Extracted records:
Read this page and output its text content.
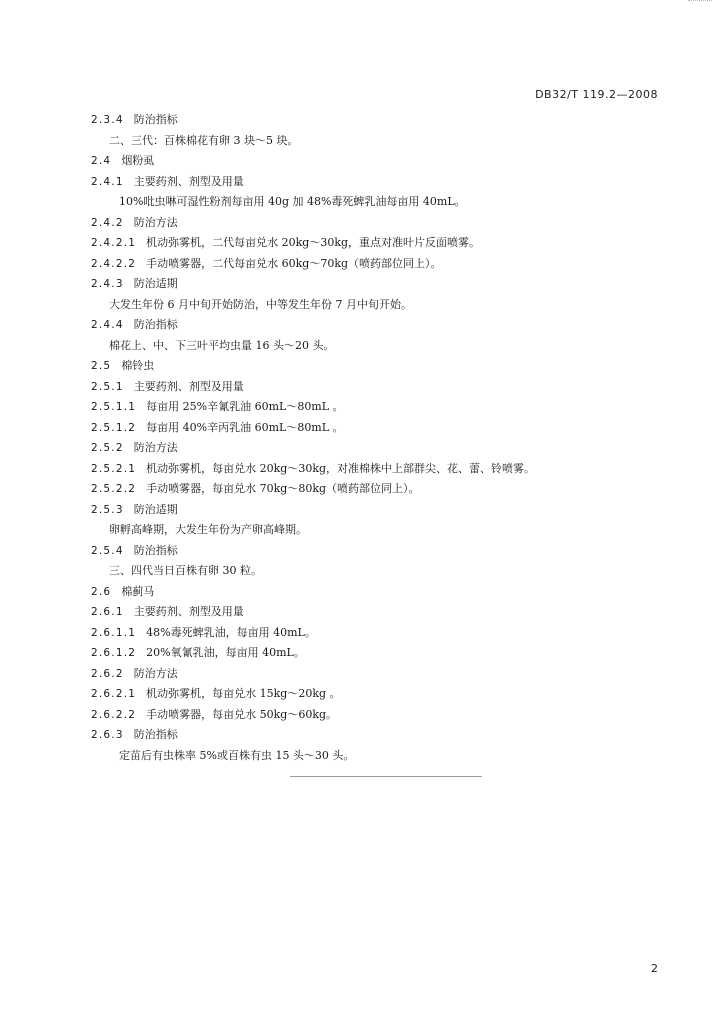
DB32/T 119.2—2008
2.3.4 防治指标
二、三代：百株棉花有卵 3 块～5 块。
2.4 烟粉虱
2.4.1 主要药剂、剂型及用量
10%吡虫啉可湿性粉剂每亩用 40g 加 48%毒死蜱乳油每亩用 40mL。
2.4.2 防治方法
2.4.2.1 机动弥雾机，二代每亩兑水 20kg～30kg，重点对准叶片反面喷雾。
2.4.2.2 手动喷雾器，二代每亩兑水 60kg～70kg（喷药部位同上）。
2.4.3 防治适期
大发生年份 6 月中旬开始防治，中等发生年份 7 月中旬开始。
2.4.4 防治指标
棉花上、中、下三叶平均虫量 16 头～20 头。
2.5 棉铃虫
2.5.1 主要药剂、剂型及用量
2.5.1.1 每亩用 25%辛氰乳油 60mL～80mL 。
2.5.1.2 每亩用 40%辛丙乳油 60mL～80mL 。
2.5.2 防治方法
2.5.2.1 机动弥雾机，每亩兑水 20kg～30kg，对准棉株中上部群尖、花、蕾、铃喷雾。
2.5.2.2 手动喷雾器，每亩兑水 70kg～80kg（喷药部位同上）。
2.5.3 防治适期
卵孵高峰期，大发生年份为产卵高峰期。
2.5.4 防治指标
三、四代当日百株有卵 30 粒。
2.6 棉蓟马
2.6.1 主要药剂、剂型及用量
2.6.1.1 48%毒死蜱乳油，每亩用 40mL。
2.6.1.2 20%氧氰乳油，每亩用 40mL。
2.6.2 防治方法
2.6.2.1 机动弥雾机，每亩兑水 15kg～20kg 。
2.6.2.2 手动喷雾器，每亩兑水 50kg～60kg。
2.6.3 防治指标
定苗后有虫株率 5%或百株有虫 15 头～30 头。
2
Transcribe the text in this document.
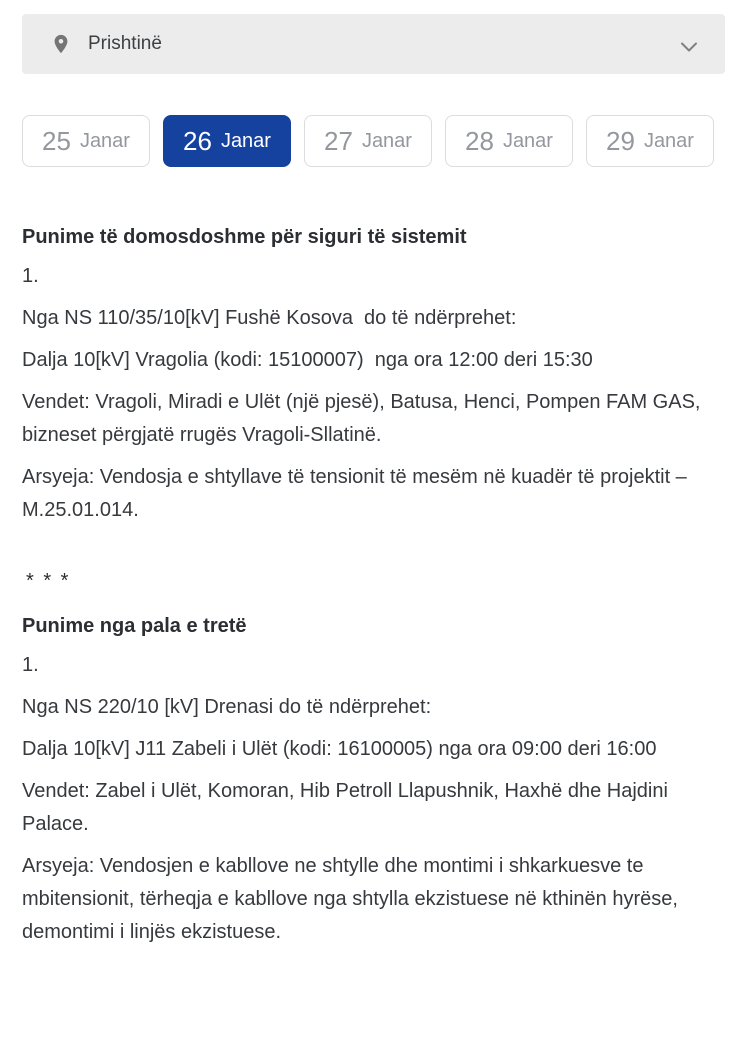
Prishtinë
25 Janar 26 Janar 27 Janar 28 Janar 29 Janar
Punime të domosdoshme për siguri të sistemit

1.

Nga NS 110/35/10[kV] Fushë Kosova  do të ndërprehet:

Dalja 10[kV] Vragolia (kodi: 15100007)  nga ora 12:00 deri 15:30

Vendet: Vragoli, Miradi e Ulët (një pjesë), Batusa, Henci, Pompen FAM GAS, bizneset përgjatë rrugës Vragoli-Sllatinë.

Arsyeja: Vendosja e shtyllave të tensionit të mesëm në kuadër të projektit – M.25.01.014.

* * *

Punime nga pala e tretë

1.

Nga NS 220/10 [kV] Drenasi do të ndërprehet:

Dalja 10[kV] J11 Zabeli i Ulët (kodi: 16100005) nga ora 09:00 deri 16:00

Vendet: Zabel i Ulët, Komoran, Hib Petroll Llapushnik, Haxhë dhe Hajdini Palace.

Arsyeja: Vendosjen e kabllove ne shtylle dhe montimi i shkarkuesve te mbitensionit, tërheqja e kabllove nga shtylla ekzistuese në kthinën hyrëse, demontimi i linjës ekzistuese.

Prompt: Search the listing for the word "二代每亩兑水" and return each line that holds it.

Completed task:
2.4.2.1 机动弥雾机，二代每亩兑水 20kg～30kg，重点对准叶片反面喷雾。
2.4.2.2 手动喷雾器，二代每亩兑水 60kg～70kg（喷药部位同上）。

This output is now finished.